**Request:**
In the listing that follows, count every line with the word "screenshot" in it and write only the total.

**Stored data:**
----
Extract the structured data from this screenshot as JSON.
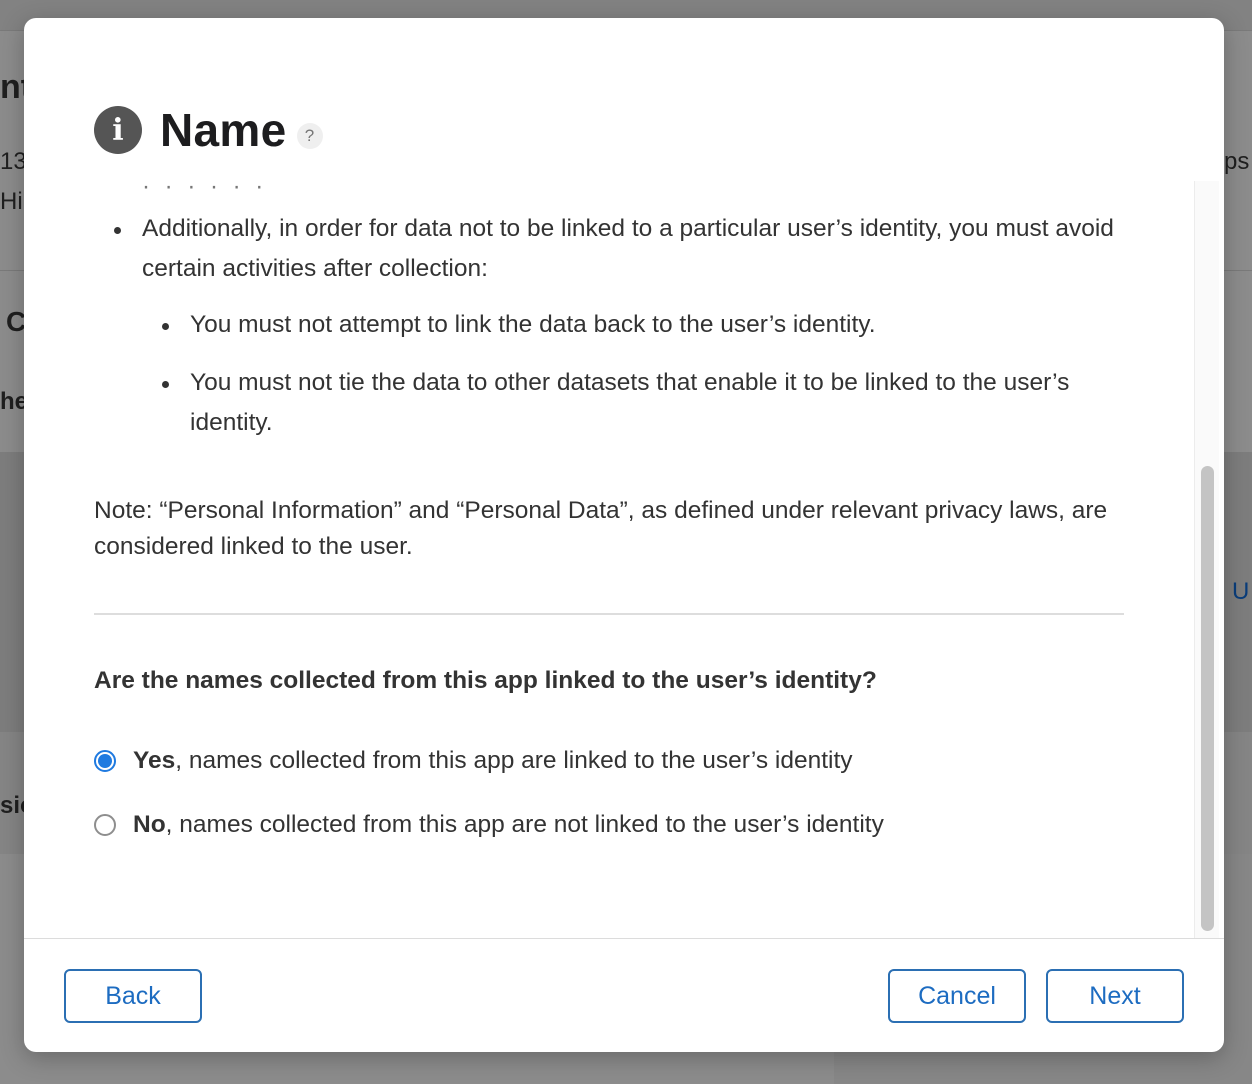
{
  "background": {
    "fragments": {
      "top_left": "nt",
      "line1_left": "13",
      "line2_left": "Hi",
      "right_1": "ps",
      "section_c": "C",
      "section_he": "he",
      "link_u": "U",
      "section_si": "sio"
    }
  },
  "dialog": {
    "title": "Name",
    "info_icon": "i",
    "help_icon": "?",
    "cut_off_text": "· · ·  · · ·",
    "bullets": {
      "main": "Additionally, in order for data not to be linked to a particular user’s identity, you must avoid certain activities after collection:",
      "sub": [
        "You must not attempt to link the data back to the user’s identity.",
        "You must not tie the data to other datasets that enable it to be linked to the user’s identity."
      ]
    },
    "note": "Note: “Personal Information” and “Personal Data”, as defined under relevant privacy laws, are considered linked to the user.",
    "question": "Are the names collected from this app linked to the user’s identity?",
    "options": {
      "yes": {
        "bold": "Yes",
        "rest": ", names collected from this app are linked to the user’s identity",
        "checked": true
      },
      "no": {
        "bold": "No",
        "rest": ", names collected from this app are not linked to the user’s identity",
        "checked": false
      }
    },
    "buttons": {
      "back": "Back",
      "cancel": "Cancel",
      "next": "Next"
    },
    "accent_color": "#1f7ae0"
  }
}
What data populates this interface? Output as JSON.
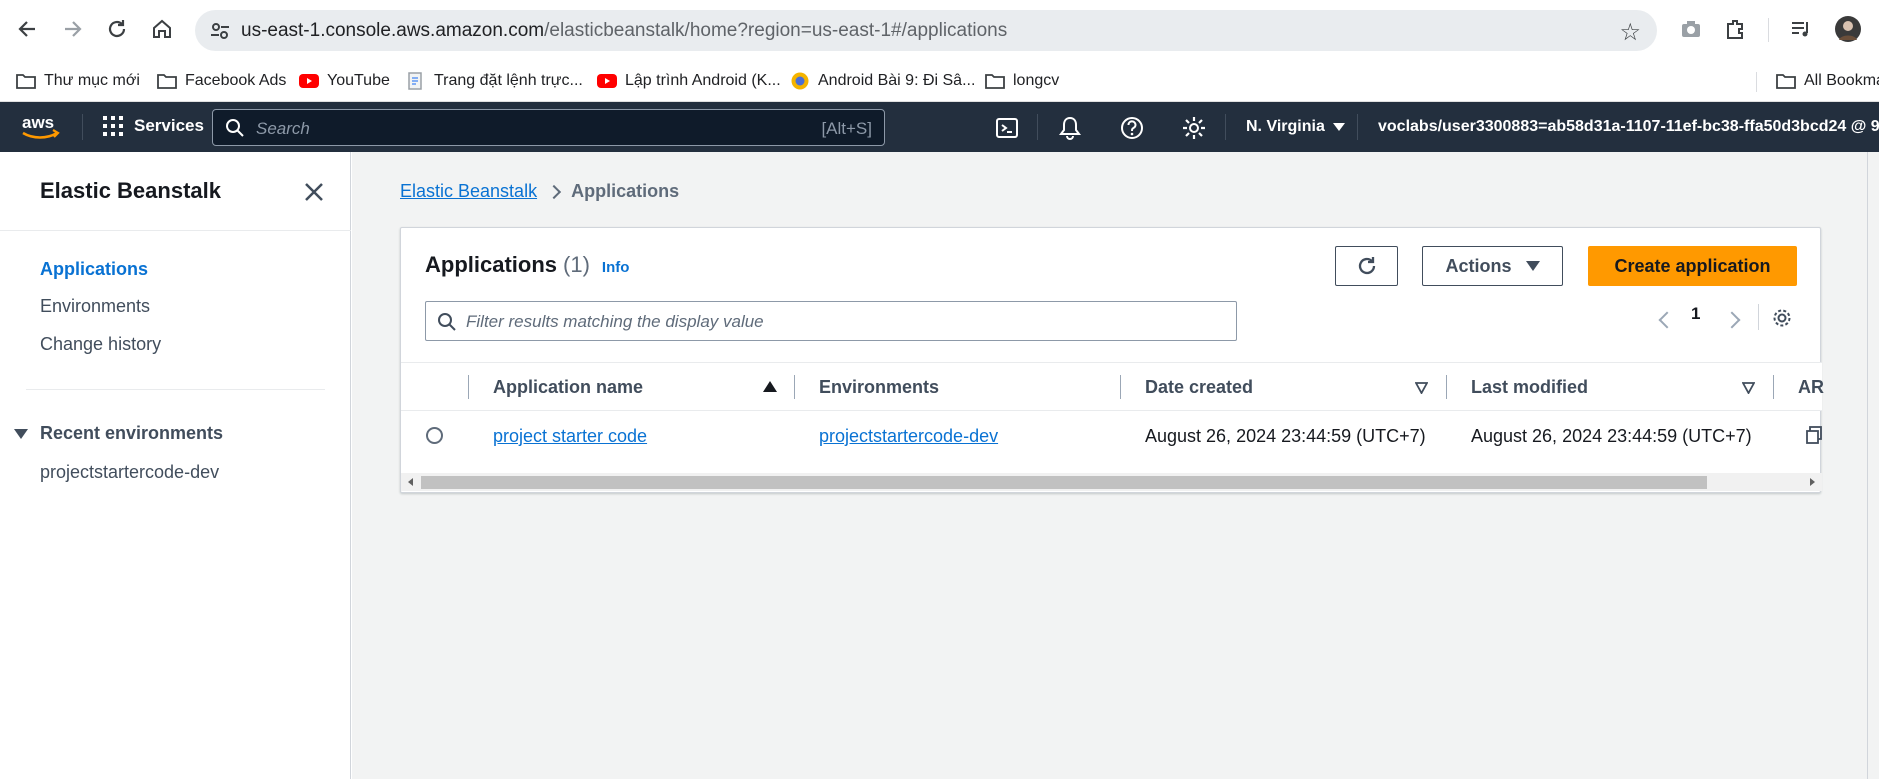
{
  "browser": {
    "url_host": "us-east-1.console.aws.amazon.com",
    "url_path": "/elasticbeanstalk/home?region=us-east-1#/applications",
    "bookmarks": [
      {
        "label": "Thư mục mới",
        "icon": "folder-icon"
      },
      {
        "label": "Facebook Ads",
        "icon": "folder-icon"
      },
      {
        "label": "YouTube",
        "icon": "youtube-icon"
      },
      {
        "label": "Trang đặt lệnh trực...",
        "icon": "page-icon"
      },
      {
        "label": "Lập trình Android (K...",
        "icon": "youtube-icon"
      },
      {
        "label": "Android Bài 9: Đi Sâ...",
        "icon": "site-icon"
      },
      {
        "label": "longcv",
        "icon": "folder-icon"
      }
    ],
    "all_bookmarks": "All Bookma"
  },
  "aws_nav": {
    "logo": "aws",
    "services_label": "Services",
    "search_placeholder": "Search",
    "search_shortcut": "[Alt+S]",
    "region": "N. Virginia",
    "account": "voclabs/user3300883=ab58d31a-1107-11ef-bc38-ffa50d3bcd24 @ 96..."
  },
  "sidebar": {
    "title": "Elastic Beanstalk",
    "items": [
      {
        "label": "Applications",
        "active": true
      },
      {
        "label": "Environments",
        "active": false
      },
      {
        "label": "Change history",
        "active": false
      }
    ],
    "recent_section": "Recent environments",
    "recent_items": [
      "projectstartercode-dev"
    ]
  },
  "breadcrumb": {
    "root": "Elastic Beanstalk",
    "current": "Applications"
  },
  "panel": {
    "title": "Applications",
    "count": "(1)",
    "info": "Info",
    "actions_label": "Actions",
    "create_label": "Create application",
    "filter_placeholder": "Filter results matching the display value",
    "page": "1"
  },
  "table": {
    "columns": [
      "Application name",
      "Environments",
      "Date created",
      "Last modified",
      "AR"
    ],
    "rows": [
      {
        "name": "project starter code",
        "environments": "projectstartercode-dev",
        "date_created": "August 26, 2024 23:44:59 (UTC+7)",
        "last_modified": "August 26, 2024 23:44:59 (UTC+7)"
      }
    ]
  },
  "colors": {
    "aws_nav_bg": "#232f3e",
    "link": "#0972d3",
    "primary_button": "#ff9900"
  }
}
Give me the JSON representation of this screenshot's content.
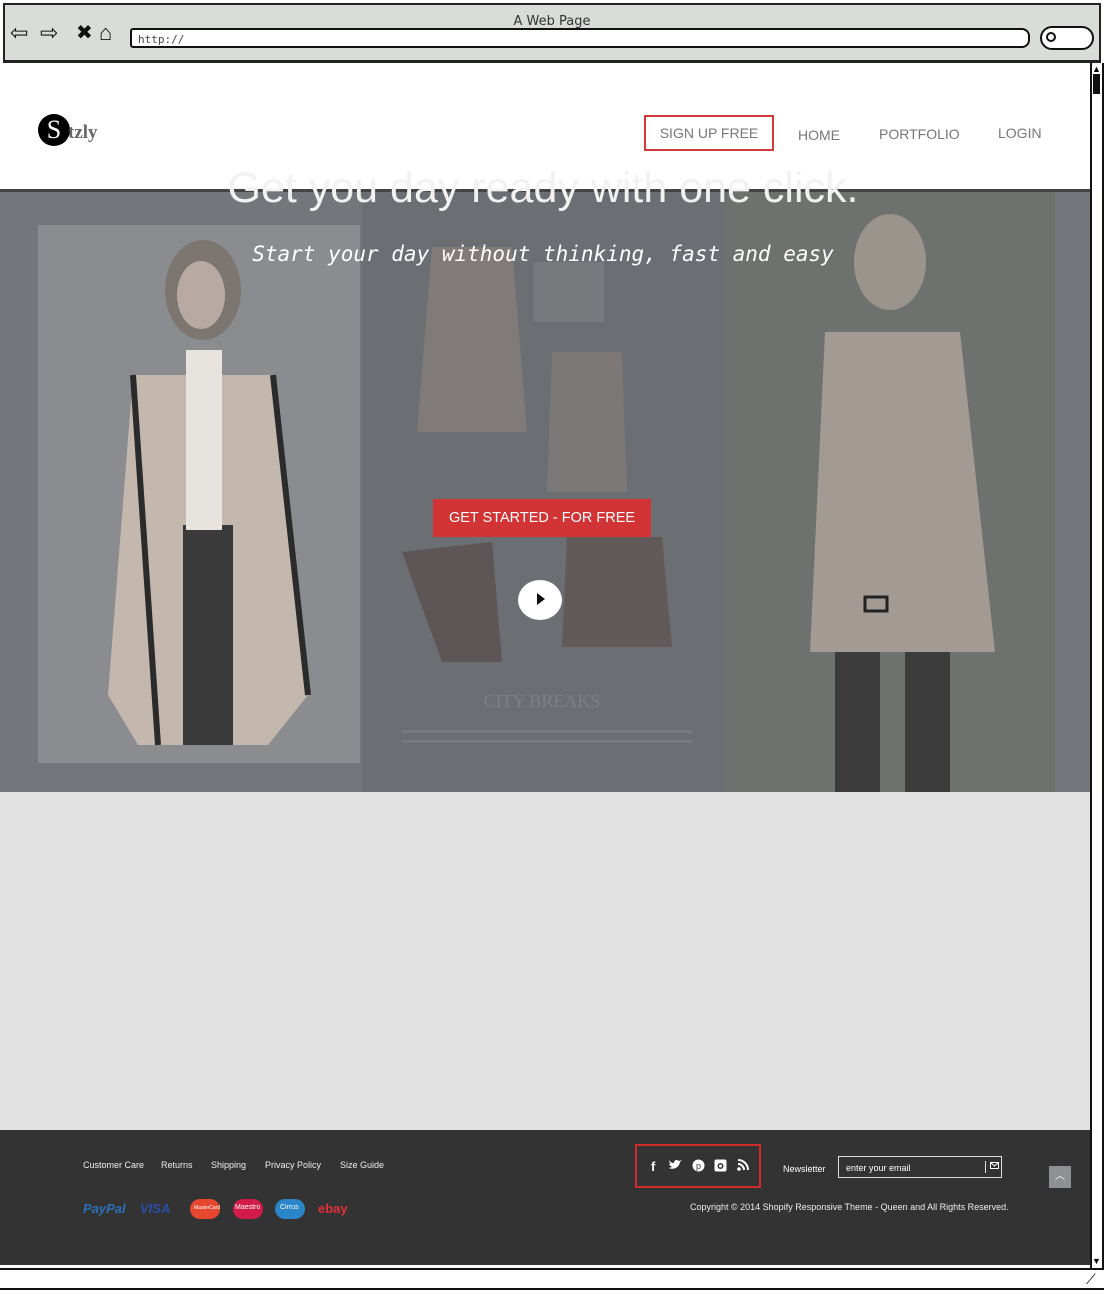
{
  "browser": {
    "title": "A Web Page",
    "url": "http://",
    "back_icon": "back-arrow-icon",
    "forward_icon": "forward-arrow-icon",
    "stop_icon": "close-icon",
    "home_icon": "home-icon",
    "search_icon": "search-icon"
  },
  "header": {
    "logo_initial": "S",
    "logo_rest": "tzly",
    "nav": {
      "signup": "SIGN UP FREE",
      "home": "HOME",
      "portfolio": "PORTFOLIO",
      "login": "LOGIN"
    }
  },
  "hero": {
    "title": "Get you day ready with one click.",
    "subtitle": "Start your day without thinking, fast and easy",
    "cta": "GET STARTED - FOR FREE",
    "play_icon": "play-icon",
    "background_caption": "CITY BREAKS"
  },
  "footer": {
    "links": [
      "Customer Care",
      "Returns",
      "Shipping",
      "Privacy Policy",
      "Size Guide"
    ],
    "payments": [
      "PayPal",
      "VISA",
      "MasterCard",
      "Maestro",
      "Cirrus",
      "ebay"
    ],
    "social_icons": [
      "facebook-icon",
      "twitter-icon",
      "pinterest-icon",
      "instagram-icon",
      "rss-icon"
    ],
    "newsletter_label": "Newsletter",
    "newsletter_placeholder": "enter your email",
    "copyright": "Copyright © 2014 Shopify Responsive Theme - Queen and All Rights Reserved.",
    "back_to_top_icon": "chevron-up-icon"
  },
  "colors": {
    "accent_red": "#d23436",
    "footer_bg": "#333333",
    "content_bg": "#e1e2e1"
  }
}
----
**Exercise result:**
2